# [Rows]
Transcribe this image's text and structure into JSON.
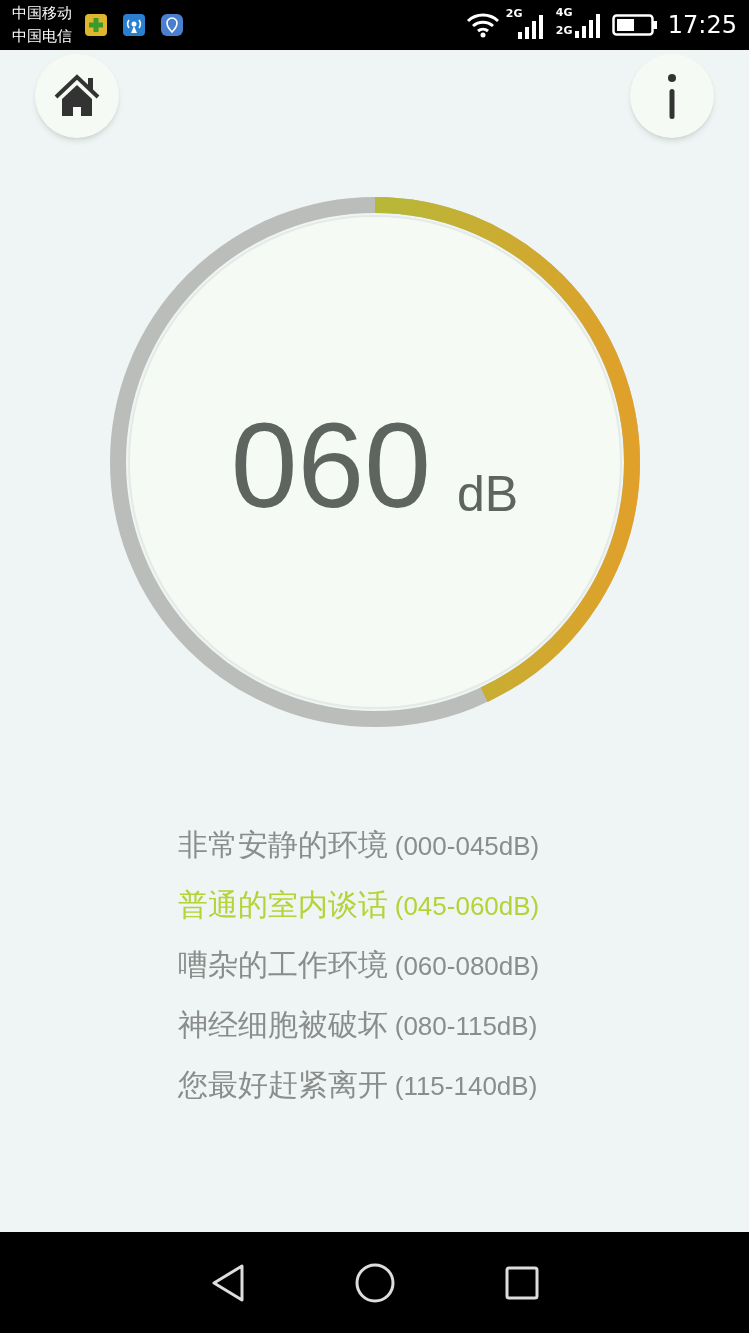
{
  "status_bar": {
    "carriers": [
      "中国移动",
      "中国电信"
    ],
    "network_labels": [
      "2G",
      "4G",
      "2G"
    ],
    "time": "17:25"
  },
  "gauge": {
    "reading": "060",
    "unit": "dB",
    "level": 0.43
  },
  "ranges": [
    {
      "label": "非常安静的环境",
      "range": "(000-045dB)",
      "selected": false
    },
    {
      "label": "普通的室内谈话",
      "range": "(045-060dB)",
      "selected": true
    },
    {
      "label": "嘈杂的工作环境",
      "range": "(060-080dB)",
      "selected": false
    },
    {
      "label": "神经细胞被破坏",
      "range": "(080-115dB)",
      "selected": false
    },
    {
      "label": "您最好赶紧离开",
      "range": "(115-140dB)",
      "selected": false
    }
  ]
}
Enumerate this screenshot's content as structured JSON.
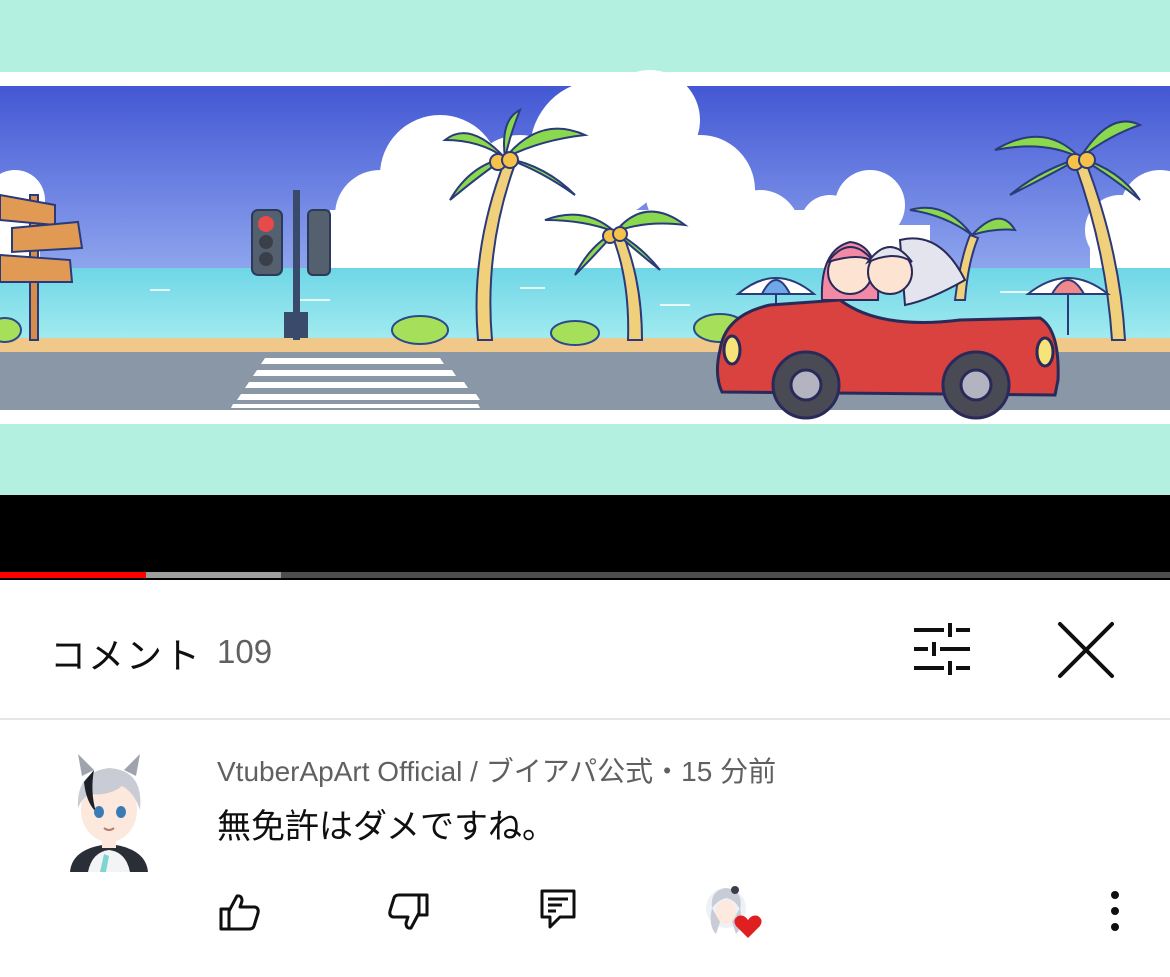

# [Prompt]
Retype the data above exactly; pictures are not part of the copy.

# [Response to the task]
Transcribe this image's text and structure into JSON.
{
  "status_bar": {
    "carriers": [
      "中国移动",
      "中国电信"
    ],
    "network_labels": [
      "2G",
      "4G",
      "2G"
    ],
    "time": "17:25"
  },
  "gauge": {
    "reading": "060",
    "unit": "dB",
    "level": 0.43
  },
  "ranges": [
    {
      "label": "非常安静的环境",
      "range": "(000-045dB)",
      "selected": false
    },
    {
      "label": "普通的室内谈话",
      "range": "(045-060dB)",
      "selected": true
    },
    {
      "label": "嘈杂的工作环境",
      "range": "(060-080dB)",
      "selected": false
    },
    {
      "label": "神经细胞被破坏",
      "range": "(080-115dB)",
      "selected": false
    },
    {
      "label": "您最好赶紧离开",
      "range": "(115-140dB)",
      "selected": false
    }
  ]
}
Enumerate this screenshot's content as structured JSON.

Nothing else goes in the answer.